Arc Forum | Oh, at first glance it seemed to behave somewhat like an interpreter, my mistake...

Arc Forum

1 point by Pauan 5208 days ago | link | parent

Oh, at first glance it seemed to behave somewhat like an interpreter, my mistake.

---

Yeah, I do, actually. I wrote a program that can take an (ad-hoc and simple) playlist format and convert it into .xspf. I then rewrote the program in Arc (which was much nicer than writing it in Python), but it ended up being drastically slower. Which means I'm not sure if it's a problem in Arc, or Racket, or my program! It could be any combination of those three.

The program itself should have O(n^2) complexity, due to error checking (which actually isn't even implemented in the Arc version...) If I got rid of error checking, I could get it down to O(n log n) but I don't want to do that.

In any case, the complexity should be the same for both Python and Arc. If I recall, the slowness was primarily caused by me searching for whether one string is a substring of another string. Python has string.find (which performs faster than regexps, when I tried it), but I'm guessing Arc's implementation is slow.

[Element and coordinate records]
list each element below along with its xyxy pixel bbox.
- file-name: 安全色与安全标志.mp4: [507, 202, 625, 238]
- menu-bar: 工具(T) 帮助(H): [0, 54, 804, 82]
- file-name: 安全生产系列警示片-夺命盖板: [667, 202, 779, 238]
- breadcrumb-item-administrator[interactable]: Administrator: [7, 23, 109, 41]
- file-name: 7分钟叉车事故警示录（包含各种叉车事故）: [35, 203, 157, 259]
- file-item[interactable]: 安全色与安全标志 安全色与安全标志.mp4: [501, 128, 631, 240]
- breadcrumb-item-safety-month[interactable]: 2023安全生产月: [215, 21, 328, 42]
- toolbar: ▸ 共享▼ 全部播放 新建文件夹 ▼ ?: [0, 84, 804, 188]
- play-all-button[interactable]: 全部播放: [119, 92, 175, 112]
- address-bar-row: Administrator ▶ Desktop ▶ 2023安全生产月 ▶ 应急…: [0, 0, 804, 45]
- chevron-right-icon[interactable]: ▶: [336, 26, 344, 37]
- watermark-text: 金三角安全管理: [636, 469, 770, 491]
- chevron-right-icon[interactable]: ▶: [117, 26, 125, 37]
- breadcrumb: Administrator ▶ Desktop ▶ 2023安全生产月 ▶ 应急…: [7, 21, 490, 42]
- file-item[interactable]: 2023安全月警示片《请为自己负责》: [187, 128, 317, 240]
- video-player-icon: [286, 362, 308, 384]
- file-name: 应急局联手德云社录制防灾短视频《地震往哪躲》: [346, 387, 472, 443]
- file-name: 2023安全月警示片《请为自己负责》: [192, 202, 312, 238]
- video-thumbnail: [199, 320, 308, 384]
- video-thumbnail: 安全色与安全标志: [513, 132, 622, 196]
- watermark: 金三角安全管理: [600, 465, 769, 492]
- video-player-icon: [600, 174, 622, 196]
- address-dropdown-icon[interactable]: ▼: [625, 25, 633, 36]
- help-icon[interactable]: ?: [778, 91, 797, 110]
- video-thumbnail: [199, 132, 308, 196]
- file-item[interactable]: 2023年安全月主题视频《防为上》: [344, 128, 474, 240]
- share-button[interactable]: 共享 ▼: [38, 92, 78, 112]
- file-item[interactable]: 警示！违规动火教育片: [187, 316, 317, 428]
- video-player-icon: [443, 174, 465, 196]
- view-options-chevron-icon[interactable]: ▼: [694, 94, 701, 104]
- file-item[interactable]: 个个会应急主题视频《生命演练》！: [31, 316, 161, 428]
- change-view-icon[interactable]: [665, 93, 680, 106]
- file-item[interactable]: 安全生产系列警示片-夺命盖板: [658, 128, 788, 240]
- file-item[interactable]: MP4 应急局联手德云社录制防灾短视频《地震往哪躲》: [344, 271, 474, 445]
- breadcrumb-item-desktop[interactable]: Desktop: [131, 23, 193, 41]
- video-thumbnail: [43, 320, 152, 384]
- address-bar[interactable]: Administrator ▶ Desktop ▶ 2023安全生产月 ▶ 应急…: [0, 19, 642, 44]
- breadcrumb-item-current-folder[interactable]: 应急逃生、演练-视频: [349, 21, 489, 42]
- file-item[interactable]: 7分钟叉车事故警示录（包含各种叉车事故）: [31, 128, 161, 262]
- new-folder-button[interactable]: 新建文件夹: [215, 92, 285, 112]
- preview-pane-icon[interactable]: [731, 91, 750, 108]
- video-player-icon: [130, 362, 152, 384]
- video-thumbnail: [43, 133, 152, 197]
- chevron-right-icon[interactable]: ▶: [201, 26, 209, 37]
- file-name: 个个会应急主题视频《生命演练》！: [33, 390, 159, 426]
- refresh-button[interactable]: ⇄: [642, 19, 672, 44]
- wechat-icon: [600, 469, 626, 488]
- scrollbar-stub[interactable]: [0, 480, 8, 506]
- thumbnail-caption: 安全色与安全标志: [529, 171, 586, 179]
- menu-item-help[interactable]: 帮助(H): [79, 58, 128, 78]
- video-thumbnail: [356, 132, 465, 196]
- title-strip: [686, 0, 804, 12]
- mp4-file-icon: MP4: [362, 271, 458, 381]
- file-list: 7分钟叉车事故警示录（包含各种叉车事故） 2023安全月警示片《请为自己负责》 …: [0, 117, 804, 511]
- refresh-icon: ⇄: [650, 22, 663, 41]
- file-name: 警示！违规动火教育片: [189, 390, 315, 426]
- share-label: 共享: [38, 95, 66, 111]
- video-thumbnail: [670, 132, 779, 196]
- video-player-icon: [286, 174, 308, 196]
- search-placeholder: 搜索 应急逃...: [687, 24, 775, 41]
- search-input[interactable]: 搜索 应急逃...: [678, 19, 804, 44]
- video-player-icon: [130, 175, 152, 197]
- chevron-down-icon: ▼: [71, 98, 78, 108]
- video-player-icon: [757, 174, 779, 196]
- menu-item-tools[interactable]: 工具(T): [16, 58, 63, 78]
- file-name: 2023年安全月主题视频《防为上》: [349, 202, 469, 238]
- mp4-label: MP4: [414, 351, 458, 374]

* List of tasks
**1.** According to the forum post about the playlist converter, what was the main cause of the slowness in the Arc version?
**2.** Write a continuation of the forum post about the playlist converter, picking up after its final sentence.

* Solved tasks
**1.** The main cause was searching for whether one string is a substring of another string.

**2.**
This is all whishy-washy guessing, though. I haven't done concrete tests or anything, so take it with a grain of salt. However, I'm vaguely interested in finding out what the performance bottleneck is, and possibly fixing it.

---

Edit: I just tried these:

  # Python
  for item in range(100000):
      "foobarquxcorge".find("foobar") != -1

  ; Arc
  (repeat 100000 (posmatch "foobar" "foobarquxcorge"))

And got some very weird results... the Python version consistently takes about 2 seconds. When I first tried the Arc version, it took something like a minute or two. Aha! So that's the bottleneck? Not so fast. I then tried it a second time, and it took ~5 seconds... slower than Python, but not by too much.

It seems pgArc's performance isn't very reliable. I've noticed sometimes at the REPL that running the same (or similar) code will sometimes be instantaneous, and other times it'll chug along for a few seconds. I don't think it should be taking 1-2 minutes for something that should be taking 5 seconds, though.

However, my program pretty consistently took much longer than it does in Python, so I think I can safely rule out posmatch, which actually seems quite fast (almost as fast as Python, anyways).

There's room for improvement in posmatch, but it doesn't seem to be the smoking gun (at least not yet). For fun, I tried this:

  for item in range(100000):
      re.search("foobar", "foobarquxcorge")

It took ~10 seconds, so as I said, regexps are slower than find, in Python. Possibly because it has to create a match object, rather than just returning a number? I don't know.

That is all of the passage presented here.